— Start GIVEN RECORDS —
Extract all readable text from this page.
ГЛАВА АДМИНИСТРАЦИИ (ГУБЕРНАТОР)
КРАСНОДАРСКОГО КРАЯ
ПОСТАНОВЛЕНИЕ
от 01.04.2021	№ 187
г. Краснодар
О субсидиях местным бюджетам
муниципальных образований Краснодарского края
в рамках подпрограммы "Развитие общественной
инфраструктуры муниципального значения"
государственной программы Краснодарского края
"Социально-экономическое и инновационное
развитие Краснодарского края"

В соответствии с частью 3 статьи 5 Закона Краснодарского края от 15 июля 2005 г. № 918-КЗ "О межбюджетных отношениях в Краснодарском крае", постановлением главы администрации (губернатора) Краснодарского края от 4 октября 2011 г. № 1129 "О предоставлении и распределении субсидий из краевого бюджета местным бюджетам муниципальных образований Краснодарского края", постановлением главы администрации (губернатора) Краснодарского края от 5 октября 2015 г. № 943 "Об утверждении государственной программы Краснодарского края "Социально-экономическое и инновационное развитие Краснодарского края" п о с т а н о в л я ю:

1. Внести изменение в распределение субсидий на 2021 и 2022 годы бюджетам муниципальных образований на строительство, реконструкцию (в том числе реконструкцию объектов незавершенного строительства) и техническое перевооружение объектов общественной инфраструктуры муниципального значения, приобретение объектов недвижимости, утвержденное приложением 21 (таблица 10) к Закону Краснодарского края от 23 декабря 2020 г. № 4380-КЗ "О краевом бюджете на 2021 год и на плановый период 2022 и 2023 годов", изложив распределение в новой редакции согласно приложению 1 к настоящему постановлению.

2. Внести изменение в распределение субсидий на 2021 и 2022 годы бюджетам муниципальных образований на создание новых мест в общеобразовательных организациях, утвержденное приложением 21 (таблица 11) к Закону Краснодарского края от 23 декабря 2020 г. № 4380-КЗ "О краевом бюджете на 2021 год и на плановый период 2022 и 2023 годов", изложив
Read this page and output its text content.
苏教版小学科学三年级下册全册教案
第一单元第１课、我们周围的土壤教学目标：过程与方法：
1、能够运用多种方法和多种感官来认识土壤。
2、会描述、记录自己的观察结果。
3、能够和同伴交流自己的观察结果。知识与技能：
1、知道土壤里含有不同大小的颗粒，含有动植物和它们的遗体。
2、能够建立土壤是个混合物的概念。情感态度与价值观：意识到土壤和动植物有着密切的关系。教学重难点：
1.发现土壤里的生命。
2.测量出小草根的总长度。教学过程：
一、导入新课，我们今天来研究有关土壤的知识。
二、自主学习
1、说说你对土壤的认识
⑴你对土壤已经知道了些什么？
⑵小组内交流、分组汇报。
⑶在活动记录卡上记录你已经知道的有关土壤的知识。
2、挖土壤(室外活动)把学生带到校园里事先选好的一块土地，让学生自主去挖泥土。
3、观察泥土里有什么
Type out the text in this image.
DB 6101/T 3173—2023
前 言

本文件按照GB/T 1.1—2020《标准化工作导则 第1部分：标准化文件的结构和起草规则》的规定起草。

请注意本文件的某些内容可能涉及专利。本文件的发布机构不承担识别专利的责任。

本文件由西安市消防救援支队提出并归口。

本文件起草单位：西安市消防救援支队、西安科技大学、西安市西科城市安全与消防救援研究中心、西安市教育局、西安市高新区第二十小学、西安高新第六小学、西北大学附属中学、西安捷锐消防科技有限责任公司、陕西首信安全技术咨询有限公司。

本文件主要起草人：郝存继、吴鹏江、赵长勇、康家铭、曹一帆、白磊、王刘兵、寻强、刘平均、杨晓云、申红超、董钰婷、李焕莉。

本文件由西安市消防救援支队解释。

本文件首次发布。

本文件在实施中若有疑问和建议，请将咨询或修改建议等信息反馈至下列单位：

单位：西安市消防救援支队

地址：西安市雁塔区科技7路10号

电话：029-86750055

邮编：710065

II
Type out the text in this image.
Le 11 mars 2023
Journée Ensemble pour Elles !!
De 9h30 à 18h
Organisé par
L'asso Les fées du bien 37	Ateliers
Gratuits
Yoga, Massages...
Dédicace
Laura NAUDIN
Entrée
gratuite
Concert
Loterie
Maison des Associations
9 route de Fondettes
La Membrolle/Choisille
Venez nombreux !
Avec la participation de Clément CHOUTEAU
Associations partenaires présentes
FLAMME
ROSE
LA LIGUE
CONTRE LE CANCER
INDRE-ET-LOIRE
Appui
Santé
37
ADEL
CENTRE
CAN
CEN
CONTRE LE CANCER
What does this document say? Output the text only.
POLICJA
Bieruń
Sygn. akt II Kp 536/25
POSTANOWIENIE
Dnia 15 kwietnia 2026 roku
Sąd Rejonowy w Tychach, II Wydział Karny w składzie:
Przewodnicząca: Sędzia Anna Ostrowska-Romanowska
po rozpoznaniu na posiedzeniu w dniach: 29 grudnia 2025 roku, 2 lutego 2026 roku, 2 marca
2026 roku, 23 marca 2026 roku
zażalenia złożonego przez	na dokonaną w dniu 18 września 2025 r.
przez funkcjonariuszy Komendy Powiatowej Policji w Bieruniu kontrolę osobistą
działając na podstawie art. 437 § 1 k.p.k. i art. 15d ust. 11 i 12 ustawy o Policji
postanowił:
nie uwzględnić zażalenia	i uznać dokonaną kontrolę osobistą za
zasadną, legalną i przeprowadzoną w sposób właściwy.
— End GIVEN RECORDS —
• TASK GOAL:
Exactly reproduce every line of the records.

• PROBLEM SOLUTION:
Extract all readable text from this page.
ГЛАВА АДМИНИСТРАЦИИ (ГУБЕРНАТОР)
КРАСНОДАРСКОГО КРАЯ
ПОСТАНОВЛЕНИЕ
от 01.04.2021	№ 187
г. Краснодар
О субсидиях местным бюджетам
муниципальных образований Краснодарского края
в рамках подпрограммы "Развитие общественной
инфраструктуры муниципального значения"
государственной программы Краснодарского края
"Социально-экономическое и инновационное
развитие Краснодарского края"

В соответствии с частью 3 статьи 5 Закона Краснодарского края от 15 июля 2005 г. № 918-КЗ "О межбюджетных отношениях в Краснодарском крае", постановлением главы администрации (губернатора) Краснодарского края от 4 октября 2011 г. № 1129 "О предоставлении и распределении субсидий из краевого бюджета местным бюджетам муниципальных образований Краснодарского края", постановлением главы администрации (губернатора) Краснодарского края от 5 октября 2015 г. № 943 "Об утверждении государственной программы Краснодарского края "Социально-экономическое и инновационное развитие Краснодарского края" п о с т а н о в л я ю:

1. Внести изменение в распределение субсидий на 2021 и 2022 годы бюджетам муниципальных образований на строительство, реконструкцию (в том числе реконструкцию объектов незавершенного строительства) и техническое перевооружение объектов общественной инфраструктуры муниципального значения, приобретение объектов недвижимости, утвержденное приложением 21 (таблица 10) к Закону Краснодарского края от 23 декабря 2020 г. № 4380-КЗ "О краевом бюджете на 2021 год и на плановый период 2022 и 2023 годов", изложив распределение в новой редакции согласно приложению 1 к настоящему постановлению.

2. Внести изменение в распределение субсидий на 2021 и 2022 годы бюджетам муниципальных образований на создание новых мест в общеобразовательных организациях, утвержденное приложением 21 (таблица 11) к Закону Краснодарского края от 23 декабря 2020 г. № 4380-КЗ "О краевом бюджете на 2021 год и на плановый период 2022 и 2023 годов", изложив
Read this page and output its text content.
苏教版小学科学三年级下册全册教案
第一单元第１课、我们周围的土壤教学目标：过程与方法：
1、能够运用多种方法和多种感官来认识土壤。
2、会描述、记录自己的观察结果。
3、能够和同伴交流自己的观察结果。知识与技能：
1、知道土壤里含有不同大小的颗粒，含有动植物和它们的遗体。
2、能够建立土壤是个混合物的概念。情感态度与价值观：意识到土壤和动植物有着密切的关系。教学重难点：
1.发现土壤里的生命。
2.测量出小草根的总长度。教学过程：
一、导入新课，我们今天来研究有关土壤的知识。
二、自主学习
1、说说你对土壤的认识
⑴你对土壤已经知道了些什么？
⑵小组内交流、分组汇报。
⑶在活动记录卡上记录你已经知道的有关土壤的知识。
2、挖土壤(室外活动)把学生带到校园里事先选好的一块土地，让学生自主去挖泥土。
3、观察泥土里有什么
Type out the text in this image.
DB 6101/T 3173—2023
前 言

本文件按照GB/T 1.1—2020《标准化工作导则 第1部分：标准化文件的结构和起草规则》的规定起草。

请注意本文件的某些内容可能涉及专利。本文件的发布机构不承担识别专利的责任。

本文件由西安市消防救援支队提出并归口。

本文件起草单位：西安市消防救援支队、西安科技大学、西安市西科城市安全与消防救援研究中心、西安市教育局、西安市高新区第二十小学、西安高新第六小学、西北大学附属中学、西安捷锐消防科技有限责任公司、陕西首信安全技术咨询有限公司。

本文件主要起草人：郝存继、吴鹏江、赵长勇、康家铭、曹一帆、白磊、王刘兵、寻强、刘平均、杨晓云、申红超、董钰婷、李焕莉。

本文件由西安市消防救援支队解释。

本文件首次发布。

本文件在实施中若有疑问和建议，请将咨询或修改建议等信息反馈至下列单位：

单位：西安市消防救援支队

地址：西安市雁塔区科技7路10号

电话：029-86750055

邮编：710065

II
Type out the text in this image.
Le 11 mars 2023
Journée Ensemble pour Elles !!
De 9h30 à 18h
Organisé par
L'asso Les fées du bien 37	Ateliers
Gratuits
Yoga, Massages...
Dédicace
Laura NAUDIN
Entrée
gratuite
Concert
Loterie
Maison des Associations
9 route de Fondettes
La Membrolle/Choisille
Venez nombreux !
Avec la participation de Clément CHOUTEAU
Associations partenaires présentes
FLAMME
ROSE
LA LIGUE
CONTRE LE CANCER
INDRE-ET-LOIRE
Appui
Santé
37
ADEL
CENTRE
CAN
CEN
CONTRE LE CANCER
What does this document say? Output the text only.
POLICJA
Bieruń
Sygn. akt II Kp 536/25
POSTANOWIENIE
Dnia 15 kwietnia 2026 roku
Sąd Rejonowy w Tychach, II Wydział Karny w składzie:
Przewodnicząca: Sędzia Anna Ostrowska-Romanowska
po rozpoznaniu na posiedzeniu w dniach: 29 grudnia 2025 roku, 2 lutego 2026 roku, 2 marca
2026 roku, 23 marca 2026 roku
zażalenia złożonego przez	na dokonaną w dniu 18 września 2025 r.
przez funkcjonariuszy Komendy Powiatowej Policji w Bieruniu kontrolę osobistą
działając na podstawie art. 437 § 1 k.p.k. i art. 15d ust. 11 i 12 ustawy o Policji
postanowił:
nie uwzględnić zażalenia	i uznać dokonaną kontrolę osobistą za
zasadną, legalną i przeprowadzoną w sposób właściwy.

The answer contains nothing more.